The task:
Isolate every line in the data with the string "type" and copy it.

-- START OF Listed entries --

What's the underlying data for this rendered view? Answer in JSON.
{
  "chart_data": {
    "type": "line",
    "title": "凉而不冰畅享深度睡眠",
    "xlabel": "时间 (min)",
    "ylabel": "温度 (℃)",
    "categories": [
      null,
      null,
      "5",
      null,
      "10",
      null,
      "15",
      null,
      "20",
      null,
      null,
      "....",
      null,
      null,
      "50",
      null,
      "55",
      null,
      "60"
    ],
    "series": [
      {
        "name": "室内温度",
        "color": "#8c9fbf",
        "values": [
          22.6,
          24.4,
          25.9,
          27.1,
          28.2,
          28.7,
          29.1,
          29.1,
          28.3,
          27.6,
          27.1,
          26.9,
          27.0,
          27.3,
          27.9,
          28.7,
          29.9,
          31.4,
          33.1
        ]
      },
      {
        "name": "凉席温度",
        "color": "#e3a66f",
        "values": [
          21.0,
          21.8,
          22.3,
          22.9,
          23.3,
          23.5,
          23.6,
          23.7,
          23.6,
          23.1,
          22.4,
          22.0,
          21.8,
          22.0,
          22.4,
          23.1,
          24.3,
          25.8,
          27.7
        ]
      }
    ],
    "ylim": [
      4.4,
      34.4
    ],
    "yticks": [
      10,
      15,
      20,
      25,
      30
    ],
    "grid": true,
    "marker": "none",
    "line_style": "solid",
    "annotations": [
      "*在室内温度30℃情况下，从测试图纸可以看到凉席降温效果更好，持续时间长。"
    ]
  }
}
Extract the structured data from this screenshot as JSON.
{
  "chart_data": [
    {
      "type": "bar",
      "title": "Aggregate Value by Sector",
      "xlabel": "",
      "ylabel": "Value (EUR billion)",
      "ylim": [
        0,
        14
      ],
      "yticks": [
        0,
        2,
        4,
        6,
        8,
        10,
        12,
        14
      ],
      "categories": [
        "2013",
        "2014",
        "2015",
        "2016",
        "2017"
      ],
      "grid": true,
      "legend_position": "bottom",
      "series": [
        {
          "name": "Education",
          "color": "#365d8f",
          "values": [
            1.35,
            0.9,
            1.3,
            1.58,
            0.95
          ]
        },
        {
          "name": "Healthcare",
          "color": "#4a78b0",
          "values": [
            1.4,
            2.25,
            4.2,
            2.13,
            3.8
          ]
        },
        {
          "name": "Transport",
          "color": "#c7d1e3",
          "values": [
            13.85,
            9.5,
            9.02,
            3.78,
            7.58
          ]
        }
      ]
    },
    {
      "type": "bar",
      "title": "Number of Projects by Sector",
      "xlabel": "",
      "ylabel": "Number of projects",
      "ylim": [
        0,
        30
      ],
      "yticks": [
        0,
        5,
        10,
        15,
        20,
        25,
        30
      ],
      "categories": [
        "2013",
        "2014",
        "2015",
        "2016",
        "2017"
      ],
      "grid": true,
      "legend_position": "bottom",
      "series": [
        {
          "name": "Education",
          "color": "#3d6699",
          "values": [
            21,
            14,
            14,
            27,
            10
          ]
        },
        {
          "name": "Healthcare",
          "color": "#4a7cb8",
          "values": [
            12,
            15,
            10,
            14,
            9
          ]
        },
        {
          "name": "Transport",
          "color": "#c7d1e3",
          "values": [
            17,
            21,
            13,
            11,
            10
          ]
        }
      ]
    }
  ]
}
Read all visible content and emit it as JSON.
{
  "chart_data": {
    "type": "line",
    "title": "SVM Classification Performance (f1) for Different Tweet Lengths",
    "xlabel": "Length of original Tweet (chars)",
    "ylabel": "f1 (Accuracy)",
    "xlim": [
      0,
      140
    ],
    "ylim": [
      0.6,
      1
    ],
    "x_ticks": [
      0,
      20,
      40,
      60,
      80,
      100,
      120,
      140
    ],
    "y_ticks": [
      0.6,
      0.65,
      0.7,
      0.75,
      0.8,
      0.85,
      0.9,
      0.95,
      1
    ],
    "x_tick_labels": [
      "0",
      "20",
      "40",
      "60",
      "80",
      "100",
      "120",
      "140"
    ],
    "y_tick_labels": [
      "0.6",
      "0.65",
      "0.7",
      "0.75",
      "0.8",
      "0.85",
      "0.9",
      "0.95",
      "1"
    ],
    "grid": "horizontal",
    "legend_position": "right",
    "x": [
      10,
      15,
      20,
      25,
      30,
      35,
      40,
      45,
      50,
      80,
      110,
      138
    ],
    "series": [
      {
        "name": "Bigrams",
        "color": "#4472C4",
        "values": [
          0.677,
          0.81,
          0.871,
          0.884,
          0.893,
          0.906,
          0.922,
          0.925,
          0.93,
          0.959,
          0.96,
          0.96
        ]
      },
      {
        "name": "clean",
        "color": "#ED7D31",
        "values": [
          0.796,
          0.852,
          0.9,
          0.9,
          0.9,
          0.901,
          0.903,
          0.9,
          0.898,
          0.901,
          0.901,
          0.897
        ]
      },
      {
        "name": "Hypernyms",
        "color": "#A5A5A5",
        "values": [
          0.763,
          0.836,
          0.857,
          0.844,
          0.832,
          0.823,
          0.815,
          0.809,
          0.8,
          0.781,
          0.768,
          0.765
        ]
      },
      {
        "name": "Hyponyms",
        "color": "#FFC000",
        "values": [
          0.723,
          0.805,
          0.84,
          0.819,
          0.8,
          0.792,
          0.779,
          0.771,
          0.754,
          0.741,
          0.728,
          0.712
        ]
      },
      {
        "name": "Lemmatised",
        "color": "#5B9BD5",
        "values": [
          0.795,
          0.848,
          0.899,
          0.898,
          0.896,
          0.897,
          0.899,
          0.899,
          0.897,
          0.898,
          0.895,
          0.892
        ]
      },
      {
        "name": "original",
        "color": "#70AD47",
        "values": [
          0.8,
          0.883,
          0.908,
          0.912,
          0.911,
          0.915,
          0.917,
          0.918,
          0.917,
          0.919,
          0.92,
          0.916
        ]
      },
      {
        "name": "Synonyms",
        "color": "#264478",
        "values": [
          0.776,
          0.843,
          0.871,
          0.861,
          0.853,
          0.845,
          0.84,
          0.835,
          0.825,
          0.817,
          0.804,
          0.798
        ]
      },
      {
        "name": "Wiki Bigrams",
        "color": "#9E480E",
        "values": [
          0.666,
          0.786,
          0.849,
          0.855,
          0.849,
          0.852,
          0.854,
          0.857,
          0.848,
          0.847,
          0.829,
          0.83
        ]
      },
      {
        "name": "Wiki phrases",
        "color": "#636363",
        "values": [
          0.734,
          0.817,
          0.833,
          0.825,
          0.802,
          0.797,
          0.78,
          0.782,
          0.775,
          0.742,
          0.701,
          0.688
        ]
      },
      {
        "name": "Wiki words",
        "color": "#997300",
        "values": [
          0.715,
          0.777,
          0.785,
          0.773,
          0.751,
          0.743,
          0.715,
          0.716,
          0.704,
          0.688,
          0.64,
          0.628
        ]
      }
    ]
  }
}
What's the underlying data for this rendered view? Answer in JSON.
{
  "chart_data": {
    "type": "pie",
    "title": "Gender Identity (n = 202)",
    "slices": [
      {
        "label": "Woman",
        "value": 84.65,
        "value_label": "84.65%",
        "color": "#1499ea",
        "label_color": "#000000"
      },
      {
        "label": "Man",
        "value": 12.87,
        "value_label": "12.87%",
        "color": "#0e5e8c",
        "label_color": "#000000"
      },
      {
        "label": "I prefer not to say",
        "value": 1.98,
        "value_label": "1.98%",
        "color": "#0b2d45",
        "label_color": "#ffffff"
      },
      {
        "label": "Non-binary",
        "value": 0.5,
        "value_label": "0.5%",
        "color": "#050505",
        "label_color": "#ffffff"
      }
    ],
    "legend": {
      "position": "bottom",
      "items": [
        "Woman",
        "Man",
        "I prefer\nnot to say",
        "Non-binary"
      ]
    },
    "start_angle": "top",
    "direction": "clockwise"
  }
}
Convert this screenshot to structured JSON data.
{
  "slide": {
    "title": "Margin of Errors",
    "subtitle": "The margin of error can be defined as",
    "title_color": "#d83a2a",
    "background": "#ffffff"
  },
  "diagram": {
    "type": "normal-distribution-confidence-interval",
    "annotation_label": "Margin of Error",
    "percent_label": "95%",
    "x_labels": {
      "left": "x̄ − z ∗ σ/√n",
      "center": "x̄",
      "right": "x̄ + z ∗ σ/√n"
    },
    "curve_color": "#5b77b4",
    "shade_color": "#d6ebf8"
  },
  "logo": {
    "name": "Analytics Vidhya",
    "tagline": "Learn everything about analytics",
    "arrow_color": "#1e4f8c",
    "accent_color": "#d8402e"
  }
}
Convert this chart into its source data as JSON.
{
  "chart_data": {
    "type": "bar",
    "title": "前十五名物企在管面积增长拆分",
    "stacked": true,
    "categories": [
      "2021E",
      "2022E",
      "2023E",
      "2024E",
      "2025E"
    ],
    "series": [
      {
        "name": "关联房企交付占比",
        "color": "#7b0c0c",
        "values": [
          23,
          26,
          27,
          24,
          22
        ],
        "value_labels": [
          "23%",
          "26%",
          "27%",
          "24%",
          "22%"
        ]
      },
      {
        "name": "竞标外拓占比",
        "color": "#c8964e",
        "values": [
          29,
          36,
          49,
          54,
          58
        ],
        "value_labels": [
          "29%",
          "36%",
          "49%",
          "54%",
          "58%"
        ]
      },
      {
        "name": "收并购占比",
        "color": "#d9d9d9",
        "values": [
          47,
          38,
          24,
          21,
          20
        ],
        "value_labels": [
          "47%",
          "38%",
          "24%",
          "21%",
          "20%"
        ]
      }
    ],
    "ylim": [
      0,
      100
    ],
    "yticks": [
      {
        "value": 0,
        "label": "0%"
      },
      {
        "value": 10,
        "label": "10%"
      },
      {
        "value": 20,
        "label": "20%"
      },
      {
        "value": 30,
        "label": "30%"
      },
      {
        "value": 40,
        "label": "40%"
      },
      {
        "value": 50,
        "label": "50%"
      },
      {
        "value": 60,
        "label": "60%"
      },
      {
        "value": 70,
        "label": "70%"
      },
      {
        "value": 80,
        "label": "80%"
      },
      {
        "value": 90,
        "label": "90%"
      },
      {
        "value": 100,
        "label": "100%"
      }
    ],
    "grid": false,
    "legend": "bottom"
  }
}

-- END OF Listed entries --

Final result:
    "type": "line",
      "type": "bar",
      "type": "bar",
    "type": "line",
    "type": "pie",
    "type": "normal-distribution-confidence-interval",
    "type": "bar",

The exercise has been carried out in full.